# To do:
a – In the article about Mickey Dunne and the uilleann pipes, which Irish city is Dunne from?
b – In the article about Mickey Dunne, start at the words "The group is" and stop after "Iron Horse Pub.". Write that section out again with "outdoor stage" replaced by "main stage".
c – Please continue the article about Mickey Dunne and the uilleann pipes from its last sentence.
*** Text passage ***
Saturday, March 13, 2010

When Irish guys are pipin'

Oh Danny Boy, the pipes, the pipes, are calling. But they’ve also been calling to Mickey Dunne for years.

Dunne, who’s from Limerick, Ireland, has been making perhaps the most traditional of Irish instruments, the uilleann pipes, since as far back has he can remember.

“My dad was a player — a famous player — and my brother was a player. My family has been in music for generations,” said Dunne, who had just given a master class on the uilleann pipes to 10 pipers in Houston before heading to Wichita Falls with his band, Ireland’s Call.

The group is in town today to perform at the St. Patrick’s Day Downtown Street Festival. The band will hit the outdoor stage in the 600 block of Eighth Street at 7 p.m., and then they’ll also perform Wednesday for St. Patrick’s Day at the Iron Horse Pub.

While Dunne comes from one of the great musical families in Ireland, he’s also well known for his day job as a uilleann pipe maker — a job that became so rare at one time that the instrument was in danger of becoming extinct.

“This almost died out completely,” said Dunne of uilleann pipe making. “In the 1920s, there were only about four or five pipers in the country ... In fact, there were a few more in America, actually, because more (Irish) people immigrated.”
*** Extracted records ***
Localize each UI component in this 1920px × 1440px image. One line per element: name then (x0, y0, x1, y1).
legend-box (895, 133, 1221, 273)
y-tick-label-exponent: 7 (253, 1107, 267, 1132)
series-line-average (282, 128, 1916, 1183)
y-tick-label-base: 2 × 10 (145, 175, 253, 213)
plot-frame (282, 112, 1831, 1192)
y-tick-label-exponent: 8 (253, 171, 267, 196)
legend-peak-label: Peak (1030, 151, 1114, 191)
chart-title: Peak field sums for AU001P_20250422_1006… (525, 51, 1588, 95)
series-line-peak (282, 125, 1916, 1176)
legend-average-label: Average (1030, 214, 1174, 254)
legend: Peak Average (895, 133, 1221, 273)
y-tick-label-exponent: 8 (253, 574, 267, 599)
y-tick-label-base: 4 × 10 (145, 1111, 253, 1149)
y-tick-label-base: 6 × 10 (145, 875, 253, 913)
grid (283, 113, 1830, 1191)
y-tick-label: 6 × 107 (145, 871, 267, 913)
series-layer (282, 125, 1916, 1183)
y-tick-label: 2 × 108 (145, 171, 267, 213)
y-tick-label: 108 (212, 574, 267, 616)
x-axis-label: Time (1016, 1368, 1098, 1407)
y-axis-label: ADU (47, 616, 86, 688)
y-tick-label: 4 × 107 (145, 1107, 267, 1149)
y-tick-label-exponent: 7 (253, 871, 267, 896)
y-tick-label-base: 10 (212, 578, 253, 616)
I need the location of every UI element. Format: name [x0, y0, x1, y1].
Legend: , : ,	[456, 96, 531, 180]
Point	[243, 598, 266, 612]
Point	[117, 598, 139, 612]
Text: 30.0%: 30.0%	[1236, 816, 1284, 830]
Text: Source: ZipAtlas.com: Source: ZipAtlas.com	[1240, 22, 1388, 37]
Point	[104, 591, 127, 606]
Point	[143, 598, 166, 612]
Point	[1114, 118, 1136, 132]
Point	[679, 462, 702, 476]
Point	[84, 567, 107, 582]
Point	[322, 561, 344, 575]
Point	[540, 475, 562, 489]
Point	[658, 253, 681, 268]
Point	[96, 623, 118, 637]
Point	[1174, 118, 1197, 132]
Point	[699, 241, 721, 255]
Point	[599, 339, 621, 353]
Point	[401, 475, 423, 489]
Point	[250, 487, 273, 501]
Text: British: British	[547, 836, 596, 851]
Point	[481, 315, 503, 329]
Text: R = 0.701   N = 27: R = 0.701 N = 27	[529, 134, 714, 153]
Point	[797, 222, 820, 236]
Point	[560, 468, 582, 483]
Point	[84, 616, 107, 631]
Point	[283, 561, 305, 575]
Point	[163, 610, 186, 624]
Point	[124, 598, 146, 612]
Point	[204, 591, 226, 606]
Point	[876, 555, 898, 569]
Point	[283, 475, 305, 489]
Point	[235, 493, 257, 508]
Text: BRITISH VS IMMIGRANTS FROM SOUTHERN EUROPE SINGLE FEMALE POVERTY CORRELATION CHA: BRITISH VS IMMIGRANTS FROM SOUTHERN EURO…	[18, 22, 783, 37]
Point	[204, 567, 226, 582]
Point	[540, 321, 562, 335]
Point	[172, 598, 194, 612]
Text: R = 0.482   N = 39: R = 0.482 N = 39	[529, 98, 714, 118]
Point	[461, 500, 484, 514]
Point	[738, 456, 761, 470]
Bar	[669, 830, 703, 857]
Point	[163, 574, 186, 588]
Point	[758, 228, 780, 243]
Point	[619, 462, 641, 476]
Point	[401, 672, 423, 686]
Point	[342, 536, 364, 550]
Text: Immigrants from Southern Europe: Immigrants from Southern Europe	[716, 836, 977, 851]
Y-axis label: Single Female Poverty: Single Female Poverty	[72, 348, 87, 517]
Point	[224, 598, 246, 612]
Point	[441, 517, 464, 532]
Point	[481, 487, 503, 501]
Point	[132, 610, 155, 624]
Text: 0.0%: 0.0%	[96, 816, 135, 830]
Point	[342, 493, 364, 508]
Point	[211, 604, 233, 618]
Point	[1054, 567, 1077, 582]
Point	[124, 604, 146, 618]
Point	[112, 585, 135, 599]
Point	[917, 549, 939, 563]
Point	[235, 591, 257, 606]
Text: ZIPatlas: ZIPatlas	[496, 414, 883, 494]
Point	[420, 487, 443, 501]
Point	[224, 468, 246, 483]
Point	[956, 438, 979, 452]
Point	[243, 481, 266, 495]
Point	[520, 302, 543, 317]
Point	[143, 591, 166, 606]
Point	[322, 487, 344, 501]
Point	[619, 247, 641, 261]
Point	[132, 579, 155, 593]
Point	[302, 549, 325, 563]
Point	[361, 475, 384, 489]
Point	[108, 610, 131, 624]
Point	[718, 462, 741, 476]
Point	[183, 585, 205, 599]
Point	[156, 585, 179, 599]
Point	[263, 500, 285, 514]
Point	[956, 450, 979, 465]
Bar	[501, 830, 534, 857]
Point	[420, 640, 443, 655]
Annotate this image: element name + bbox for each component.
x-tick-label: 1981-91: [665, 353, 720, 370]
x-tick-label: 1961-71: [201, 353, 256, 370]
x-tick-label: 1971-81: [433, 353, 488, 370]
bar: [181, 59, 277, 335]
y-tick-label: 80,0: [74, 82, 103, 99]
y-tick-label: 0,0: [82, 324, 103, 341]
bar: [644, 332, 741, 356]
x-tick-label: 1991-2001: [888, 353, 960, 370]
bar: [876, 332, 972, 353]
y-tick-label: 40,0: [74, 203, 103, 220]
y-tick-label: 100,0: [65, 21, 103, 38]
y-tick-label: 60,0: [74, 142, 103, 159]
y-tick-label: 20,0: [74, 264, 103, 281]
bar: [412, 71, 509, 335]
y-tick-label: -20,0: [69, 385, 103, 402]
***
# Exercise results:
a – Limerick, Ireland.

b –
The group is in town today to perform at the St. Patrick’s Day Downtown Street Festival. The band will hit the main stage in the 600 block of Eighth Street at 7 p.m., and then they’ll also perform Wednesday for St. Patrick’s Day at the Iron Horse Pub.

c –
There was a time in Ireland, he added, that playing the pipes was banned by the British.

“They wanted to wipe out anything Irish,” Dunne said.

There isn’t quite anything more Irish than the uilleann pipes, the country’s national bagpipe. The instrument is played by strapping a small set of bellows around the waist and right arm. The bellows inflate the pipes bag, so there’s no need to blow into the instrument, like with the Scottish Great Highland bagpipes.

Dunne took out his set of pipes during a stop last week at the Turtle Creek Trading Co., and with his bandmates — Joe Maher, Martin Byrnes and Bryan Healy — played a very non-Irish song, the Peruvian “El Condor Pasa.” They also launched into a few traditional Irish tunes, too.

It takes about three months to make a set of pipes, which can cost up to 10,000 Euros, or about $14,000, Dunne said.

The pipes he plays are made from horse bones, though old pipe makers used to use ivory, along with nickle-plated brass, leather and ebony.

“The very old makers used to make them from boxwood.”

He added, “What makes these unique is that you’ve got regulators for harmonies for the chords,” Dunne said.

It seems not anything is simple when it comes to the uilleann pipes. Even the reeds for the pipes have to be specially made.

“You have to make your own reeds, and it’s tricky to get them to play in tune,” he said.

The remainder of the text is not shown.